### What this task involves
Report how many lines hold the word "values"; answer with the number alone.

>> start Given data

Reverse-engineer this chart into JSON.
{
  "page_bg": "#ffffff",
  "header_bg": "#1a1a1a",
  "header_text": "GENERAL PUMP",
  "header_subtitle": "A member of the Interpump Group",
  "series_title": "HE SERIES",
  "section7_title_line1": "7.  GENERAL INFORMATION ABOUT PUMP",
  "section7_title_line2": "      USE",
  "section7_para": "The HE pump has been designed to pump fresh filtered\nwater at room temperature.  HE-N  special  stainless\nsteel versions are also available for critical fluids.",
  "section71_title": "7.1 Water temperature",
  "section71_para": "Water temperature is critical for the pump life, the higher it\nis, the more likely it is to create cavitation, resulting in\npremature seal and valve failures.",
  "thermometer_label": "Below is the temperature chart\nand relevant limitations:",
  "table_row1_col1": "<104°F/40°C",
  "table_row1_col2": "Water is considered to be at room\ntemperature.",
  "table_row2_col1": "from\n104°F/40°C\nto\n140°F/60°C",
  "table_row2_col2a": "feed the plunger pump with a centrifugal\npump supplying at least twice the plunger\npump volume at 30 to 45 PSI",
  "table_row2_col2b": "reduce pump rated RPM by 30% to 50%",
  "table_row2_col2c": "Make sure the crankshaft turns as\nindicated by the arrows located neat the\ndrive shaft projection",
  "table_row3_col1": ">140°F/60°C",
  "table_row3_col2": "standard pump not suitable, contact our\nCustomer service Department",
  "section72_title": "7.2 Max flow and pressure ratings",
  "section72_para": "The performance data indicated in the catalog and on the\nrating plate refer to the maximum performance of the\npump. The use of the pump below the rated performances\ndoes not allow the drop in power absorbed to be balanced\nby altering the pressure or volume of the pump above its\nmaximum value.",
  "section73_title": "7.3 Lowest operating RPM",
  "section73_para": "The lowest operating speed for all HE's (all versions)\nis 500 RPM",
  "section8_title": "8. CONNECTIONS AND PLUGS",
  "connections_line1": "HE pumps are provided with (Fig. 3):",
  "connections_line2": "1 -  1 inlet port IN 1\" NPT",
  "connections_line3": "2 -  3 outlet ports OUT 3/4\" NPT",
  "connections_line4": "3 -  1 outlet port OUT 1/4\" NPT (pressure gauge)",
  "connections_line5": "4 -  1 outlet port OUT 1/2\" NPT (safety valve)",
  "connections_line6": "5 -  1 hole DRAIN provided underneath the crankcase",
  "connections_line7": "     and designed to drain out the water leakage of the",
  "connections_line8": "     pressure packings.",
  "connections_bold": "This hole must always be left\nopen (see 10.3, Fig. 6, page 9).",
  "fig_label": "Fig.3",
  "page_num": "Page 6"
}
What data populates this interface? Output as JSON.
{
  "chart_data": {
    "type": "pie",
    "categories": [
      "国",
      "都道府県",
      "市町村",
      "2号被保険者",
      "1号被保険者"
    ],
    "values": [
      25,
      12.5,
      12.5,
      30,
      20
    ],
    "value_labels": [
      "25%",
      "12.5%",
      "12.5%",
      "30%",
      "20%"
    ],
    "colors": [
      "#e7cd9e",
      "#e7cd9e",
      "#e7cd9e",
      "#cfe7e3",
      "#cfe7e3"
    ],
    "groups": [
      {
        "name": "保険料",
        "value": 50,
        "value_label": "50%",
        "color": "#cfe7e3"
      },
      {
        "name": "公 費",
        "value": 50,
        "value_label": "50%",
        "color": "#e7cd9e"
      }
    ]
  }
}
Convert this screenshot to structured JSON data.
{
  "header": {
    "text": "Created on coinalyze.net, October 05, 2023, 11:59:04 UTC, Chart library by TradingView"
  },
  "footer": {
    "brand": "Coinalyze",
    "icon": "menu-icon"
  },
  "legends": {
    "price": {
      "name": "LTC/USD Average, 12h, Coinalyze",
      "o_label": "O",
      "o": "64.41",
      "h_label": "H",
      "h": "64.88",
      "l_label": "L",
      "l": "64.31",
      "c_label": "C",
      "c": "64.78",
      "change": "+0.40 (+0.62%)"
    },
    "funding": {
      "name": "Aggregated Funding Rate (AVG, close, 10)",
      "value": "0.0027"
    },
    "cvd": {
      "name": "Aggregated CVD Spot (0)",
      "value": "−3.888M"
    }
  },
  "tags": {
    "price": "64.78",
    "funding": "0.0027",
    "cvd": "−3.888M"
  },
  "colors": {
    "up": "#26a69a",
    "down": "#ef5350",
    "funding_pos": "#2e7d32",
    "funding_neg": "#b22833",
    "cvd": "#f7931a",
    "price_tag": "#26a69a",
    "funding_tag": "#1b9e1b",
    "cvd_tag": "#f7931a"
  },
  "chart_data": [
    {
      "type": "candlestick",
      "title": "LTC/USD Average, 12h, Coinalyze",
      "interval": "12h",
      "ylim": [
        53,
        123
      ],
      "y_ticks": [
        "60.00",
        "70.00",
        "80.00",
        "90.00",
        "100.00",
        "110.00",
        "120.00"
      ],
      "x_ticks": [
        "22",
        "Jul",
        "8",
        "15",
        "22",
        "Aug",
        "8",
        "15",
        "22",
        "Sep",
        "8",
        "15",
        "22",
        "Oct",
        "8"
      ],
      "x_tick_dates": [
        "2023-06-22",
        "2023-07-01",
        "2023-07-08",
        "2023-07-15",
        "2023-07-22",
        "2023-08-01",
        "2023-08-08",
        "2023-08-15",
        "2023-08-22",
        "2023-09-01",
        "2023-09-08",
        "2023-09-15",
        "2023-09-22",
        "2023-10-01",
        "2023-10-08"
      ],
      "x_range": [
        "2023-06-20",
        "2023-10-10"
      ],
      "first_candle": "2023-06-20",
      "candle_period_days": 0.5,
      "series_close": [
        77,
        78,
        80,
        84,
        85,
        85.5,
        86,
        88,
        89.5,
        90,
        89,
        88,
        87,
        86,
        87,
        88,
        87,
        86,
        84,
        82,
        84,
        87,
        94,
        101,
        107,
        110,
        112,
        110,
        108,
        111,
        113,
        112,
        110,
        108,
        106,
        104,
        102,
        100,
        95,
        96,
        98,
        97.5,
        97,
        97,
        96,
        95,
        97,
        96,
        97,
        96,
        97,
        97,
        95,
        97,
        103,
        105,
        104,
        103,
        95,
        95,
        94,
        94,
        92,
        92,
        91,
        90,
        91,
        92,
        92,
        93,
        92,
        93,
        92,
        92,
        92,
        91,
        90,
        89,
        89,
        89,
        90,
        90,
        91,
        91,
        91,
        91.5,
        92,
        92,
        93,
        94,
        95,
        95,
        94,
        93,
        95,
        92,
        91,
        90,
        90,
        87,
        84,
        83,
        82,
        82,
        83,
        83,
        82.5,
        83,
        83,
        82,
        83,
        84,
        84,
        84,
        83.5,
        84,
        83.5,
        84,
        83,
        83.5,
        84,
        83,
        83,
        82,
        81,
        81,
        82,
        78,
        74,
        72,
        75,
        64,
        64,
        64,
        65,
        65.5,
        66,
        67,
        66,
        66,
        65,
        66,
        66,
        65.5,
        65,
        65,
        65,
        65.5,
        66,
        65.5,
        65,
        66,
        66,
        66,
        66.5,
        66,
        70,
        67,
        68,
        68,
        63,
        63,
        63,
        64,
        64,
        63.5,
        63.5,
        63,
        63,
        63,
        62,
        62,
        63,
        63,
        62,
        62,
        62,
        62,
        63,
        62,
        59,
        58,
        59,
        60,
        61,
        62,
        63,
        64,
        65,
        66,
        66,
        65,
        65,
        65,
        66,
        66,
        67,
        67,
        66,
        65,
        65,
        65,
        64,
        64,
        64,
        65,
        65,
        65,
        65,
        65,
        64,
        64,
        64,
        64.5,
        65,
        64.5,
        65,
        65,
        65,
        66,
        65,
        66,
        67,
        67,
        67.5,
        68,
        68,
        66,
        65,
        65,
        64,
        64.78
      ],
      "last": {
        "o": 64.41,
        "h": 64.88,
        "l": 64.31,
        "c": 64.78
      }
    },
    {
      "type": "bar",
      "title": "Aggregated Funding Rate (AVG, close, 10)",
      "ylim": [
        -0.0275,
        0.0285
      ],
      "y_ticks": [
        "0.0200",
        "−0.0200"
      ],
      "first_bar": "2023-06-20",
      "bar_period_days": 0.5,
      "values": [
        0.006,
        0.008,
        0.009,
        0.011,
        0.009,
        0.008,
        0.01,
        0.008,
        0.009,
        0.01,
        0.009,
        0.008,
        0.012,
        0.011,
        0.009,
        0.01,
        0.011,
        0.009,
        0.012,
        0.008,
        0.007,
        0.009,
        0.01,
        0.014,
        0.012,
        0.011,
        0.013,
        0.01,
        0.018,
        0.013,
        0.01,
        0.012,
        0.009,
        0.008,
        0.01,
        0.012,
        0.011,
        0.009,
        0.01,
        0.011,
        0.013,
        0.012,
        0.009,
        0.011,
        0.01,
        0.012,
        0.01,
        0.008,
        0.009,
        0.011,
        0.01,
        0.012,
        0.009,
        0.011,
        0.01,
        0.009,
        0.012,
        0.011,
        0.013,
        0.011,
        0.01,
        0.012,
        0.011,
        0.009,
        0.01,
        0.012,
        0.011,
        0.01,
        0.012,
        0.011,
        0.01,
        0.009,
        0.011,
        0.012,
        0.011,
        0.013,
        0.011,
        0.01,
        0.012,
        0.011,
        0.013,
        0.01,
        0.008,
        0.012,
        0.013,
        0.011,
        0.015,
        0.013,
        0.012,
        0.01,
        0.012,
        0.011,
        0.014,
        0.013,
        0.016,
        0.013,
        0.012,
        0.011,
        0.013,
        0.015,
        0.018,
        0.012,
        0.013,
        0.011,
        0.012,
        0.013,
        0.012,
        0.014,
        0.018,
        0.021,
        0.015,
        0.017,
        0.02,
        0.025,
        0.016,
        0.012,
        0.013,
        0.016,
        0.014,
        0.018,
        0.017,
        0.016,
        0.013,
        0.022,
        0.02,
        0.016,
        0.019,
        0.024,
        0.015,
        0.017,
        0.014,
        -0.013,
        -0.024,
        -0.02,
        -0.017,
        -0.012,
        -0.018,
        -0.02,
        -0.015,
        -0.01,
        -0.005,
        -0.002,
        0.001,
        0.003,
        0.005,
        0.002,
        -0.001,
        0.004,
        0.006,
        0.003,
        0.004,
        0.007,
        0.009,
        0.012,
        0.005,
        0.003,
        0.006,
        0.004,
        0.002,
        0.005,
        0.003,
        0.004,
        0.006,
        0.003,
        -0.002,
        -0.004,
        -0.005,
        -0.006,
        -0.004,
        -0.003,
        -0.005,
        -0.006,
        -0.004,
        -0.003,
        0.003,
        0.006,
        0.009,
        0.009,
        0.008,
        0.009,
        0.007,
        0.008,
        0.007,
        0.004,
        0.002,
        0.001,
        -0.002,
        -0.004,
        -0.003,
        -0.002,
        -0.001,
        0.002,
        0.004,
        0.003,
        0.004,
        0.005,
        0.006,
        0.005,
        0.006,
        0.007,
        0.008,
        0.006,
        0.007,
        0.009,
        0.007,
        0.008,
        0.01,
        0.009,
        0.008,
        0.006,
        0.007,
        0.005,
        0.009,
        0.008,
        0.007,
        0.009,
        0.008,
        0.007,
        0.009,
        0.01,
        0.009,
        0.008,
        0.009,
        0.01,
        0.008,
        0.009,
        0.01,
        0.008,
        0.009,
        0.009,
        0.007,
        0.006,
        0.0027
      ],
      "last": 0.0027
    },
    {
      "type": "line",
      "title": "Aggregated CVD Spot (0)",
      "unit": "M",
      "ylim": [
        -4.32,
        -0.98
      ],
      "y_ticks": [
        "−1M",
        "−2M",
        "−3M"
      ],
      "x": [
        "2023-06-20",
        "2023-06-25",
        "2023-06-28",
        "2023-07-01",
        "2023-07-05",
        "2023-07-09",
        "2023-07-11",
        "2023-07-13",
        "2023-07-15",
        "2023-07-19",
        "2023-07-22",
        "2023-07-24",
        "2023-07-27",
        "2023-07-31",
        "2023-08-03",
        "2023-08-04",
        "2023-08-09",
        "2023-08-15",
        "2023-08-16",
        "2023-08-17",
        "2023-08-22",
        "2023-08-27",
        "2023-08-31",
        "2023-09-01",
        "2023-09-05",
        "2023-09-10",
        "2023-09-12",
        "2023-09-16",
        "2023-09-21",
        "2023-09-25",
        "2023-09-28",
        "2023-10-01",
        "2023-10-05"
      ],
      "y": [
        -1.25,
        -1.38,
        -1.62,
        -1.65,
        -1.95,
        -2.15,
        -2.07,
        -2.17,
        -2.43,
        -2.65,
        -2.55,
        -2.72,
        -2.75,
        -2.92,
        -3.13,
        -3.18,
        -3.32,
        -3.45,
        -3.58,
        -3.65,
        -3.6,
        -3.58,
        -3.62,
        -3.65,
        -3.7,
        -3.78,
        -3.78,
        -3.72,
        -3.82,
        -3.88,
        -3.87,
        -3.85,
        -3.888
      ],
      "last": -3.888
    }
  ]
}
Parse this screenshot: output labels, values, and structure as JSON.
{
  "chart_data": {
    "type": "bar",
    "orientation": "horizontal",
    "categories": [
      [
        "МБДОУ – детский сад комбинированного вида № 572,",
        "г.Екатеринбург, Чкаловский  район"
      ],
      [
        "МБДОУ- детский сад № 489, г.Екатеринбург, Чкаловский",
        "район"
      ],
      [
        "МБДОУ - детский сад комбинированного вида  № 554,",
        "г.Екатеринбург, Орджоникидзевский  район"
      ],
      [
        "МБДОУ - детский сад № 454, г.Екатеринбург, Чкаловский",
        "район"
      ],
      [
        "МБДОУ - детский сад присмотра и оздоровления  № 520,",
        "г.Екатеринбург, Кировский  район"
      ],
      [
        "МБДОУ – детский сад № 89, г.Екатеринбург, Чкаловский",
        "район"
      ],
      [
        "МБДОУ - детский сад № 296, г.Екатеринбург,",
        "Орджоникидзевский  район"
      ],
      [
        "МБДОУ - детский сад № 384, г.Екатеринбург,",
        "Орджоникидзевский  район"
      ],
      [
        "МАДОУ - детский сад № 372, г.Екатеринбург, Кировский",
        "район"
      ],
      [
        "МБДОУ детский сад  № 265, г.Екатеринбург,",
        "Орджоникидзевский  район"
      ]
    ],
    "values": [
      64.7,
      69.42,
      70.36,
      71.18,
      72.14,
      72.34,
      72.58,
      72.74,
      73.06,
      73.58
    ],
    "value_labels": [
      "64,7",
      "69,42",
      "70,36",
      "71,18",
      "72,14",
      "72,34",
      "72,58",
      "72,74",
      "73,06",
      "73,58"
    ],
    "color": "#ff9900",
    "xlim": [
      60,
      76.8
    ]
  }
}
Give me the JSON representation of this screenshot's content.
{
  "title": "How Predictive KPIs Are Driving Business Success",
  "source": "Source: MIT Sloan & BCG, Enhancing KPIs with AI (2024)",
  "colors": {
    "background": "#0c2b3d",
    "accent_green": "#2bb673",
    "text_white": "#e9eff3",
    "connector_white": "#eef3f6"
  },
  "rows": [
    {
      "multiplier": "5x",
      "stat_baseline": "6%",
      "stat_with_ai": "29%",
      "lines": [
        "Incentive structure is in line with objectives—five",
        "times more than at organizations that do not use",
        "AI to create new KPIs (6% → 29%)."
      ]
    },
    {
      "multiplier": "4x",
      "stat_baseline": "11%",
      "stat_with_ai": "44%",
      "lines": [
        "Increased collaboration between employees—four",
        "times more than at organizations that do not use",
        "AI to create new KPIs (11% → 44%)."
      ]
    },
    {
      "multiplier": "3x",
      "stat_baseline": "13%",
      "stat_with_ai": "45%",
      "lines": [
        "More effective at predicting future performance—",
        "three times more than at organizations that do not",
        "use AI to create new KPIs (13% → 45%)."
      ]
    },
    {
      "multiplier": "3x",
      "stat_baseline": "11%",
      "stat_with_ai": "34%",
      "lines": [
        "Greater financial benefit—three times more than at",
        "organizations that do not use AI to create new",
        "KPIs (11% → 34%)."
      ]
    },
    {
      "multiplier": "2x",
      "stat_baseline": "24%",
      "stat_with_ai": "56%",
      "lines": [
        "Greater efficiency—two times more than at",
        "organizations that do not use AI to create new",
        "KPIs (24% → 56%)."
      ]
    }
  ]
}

>> end Given data

### Response
4